Dataset records
** start **
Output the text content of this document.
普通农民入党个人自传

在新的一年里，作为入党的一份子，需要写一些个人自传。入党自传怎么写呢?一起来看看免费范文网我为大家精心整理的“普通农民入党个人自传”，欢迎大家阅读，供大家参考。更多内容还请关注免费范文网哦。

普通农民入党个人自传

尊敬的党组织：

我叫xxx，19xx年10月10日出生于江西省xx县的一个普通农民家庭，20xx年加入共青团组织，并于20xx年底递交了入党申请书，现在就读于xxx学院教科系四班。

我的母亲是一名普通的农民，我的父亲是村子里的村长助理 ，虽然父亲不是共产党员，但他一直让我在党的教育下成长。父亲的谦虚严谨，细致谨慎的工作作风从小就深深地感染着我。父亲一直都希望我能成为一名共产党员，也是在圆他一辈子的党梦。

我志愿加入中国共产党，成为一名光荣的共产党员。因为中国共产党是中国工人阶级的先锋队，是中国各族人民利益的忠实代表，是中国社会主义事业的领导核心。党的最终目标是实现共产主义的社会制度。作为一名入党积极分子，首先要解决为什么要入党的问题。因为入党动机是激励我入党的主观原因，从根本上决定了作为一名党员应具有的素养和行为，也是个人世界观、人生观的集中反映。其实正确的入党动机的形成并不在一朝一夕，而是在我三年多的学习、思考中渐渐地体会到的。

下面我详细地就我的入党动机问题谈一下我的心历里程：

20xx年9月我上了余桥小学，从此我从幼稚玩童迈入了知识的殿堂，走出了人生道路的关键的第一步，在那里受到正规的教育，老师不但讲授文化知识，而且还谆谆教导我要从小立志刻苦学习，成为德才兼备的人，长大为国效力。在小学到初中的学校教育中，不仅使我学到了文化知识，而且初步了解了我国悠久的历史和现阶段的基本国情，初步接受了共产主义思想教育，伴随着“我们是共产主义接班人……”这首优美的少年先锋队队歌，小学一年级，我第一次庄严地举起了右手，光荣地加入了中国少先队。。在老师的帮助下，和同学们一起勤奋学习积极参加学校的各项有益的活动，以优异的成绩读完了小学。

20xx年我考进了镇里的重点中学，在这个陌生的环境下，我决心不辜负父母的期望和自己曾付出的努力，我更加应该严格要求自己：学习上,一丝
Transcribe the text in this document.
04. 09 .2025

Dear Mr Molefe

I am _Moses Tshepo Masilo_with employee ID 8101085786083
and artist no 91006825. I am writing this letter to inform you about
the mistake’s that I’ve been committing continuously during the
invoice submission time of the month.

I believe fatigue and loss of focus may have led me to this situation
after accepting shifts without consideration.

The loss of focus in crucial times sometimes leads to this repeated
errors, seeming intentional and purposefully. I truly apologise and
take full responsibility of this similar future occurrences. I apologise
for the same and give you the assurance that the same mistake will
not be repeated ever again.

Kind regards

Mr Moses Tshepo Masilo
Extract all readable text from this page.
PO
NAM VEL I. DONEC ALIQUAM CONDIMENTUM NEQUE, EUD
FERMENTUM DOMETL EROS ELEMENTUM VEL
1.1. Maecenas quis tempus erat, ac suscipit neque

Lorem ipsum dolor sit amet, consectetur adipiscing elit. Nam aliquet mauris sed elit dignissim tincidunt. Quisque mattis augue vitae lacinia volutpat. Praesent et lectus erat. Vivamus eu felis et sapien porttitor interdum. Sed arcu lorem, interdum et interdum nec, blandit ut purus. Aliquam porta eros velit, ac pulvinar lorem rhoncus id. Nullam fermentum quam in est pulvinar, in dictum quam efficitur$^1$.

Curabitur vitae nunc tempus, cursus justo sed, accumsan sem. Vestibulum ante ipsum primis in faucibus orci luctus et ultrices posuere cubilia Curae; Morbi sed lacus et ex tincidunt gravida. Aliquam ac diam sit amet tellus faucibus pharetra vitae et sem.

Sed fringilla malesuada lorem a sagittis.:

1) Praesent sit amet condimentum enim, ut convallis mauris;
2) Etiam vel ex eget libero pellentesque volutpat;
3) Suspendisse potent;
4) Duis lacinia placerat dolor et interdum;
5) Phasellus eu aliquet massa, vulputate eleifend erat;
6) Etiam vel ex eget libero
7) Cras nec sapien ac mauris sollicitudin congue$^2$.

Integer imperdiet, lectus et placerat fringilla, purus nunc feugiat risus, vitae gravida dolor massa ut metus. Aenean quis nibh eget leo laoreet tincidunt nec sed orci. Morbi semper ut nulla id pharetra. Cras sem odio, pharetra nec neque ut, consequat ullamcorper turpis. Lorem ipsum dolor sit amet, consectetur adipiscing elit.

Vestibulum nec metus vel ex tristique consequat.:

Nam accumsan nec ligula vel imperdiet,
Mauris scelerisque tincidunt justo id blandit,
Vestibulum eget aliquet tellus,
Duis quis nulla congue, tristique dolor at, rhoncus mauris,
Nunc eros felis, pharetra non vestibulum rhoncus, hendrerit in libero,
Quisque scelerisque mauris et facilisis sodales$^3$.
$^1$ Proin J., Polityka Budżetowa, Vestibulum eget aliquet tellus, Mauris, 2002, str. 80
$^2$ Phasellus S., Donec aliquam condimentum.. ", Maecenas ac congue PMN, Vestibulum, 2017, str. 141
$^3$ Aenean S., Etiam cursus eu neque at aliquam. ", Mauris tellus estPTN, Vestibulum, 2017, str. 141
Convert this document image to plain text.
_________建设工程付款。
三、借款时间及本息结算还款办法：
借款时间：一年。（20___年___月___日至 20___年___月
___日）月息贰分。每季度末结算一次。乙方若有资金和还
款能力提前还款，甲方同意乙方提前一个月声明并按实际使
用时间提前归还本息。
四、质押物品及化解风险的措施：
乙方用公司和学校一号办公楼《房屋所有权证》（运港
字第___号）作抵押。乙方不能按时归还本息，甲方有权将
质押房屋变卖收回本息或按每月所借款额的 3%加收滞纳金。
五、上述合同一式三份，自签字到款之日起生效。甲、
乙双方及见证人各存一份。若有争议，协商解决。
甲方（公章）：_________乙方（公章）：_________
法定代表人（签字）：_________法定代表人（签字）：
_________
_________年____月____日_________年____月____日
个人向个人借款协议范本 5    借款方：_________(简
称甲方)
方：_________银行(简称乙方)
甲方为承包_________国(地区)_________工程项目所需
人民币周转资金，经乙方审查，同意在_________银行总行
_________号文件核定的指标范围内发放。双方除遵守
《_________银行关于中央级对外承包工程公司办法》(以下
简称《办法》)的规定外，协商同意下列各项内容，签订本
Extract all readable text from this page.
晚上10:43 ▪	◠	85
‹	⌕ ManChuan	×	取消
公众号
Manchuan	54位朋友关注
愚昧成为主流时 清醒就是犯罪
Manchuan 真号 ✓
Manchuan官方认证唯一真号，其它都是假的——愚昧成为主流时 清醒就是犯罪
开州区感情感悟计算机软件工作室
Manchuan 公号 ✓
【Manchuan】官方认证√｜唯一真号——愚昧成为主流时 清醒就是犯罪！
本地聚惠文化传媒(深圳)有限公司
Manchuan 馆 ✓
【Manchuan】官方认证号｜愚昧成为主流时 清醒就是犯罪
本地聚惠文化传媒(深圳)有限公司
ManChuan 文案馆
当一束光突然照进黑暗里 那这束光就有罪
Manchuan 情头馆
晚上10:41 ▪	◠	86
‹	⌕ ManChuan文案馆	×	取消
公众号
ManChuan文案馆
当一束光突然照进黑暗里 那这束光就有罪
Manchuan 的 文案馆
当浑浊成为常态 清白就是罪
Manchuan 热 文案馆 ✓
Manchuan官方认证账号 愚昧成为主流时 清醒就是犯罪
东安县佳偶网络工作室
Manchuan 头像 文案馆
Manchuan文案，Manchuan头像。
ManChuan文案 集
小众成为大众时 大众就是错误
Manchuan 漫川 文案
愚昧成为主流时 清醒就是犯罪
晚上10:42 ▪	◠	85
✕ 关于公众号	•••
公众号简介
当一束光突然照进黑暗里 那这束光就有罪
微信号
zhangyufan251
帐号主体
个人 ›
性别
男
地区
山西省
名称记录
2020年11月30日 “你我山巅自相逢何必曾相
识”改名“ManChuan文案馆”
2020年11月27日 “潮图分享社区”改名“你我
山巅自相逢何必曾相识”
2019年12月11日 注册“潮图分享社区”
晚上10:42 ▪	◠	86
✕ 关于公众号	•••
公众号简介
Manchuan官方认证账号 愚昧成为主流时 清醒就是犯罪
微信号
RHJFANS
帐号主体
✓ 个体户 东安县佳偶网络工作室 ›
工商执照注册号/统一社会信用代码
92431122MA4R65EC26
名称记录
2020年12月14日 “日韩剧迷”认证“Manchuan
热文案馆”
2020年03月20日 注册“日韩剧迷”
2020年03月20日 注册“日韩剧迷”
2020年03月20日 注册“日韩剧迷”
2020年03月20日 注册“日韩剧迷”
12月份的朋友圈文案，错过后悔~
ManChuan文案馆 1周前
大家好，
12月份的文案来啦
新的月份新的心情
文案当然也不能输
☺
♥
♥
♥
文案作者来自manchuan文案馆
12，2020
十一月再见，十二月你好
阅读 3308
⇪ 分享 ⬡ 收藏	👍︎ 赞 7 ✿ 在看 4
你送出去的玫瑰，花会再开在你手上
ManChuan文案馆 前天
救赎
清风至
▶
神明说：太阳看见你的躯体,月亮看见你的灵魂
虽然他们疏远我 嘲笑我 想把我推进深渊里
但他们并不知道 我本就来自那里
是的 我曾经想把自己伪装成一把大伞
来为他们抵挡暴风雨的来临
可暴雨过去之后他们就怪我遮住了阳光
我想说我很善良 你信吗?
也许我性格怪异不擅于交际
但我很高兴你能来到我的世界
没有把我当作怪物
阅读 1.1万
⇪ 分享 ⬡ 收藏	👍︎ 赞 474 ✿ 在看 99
** end **
# [WRITTEN PROBLEM]
Identify all lines where the word "that" shows up. Copy them.

# [THE OUTPUT]
the mistake’s that I’ve been committing continuously during the
for the same and give you the assurance that the same mistake will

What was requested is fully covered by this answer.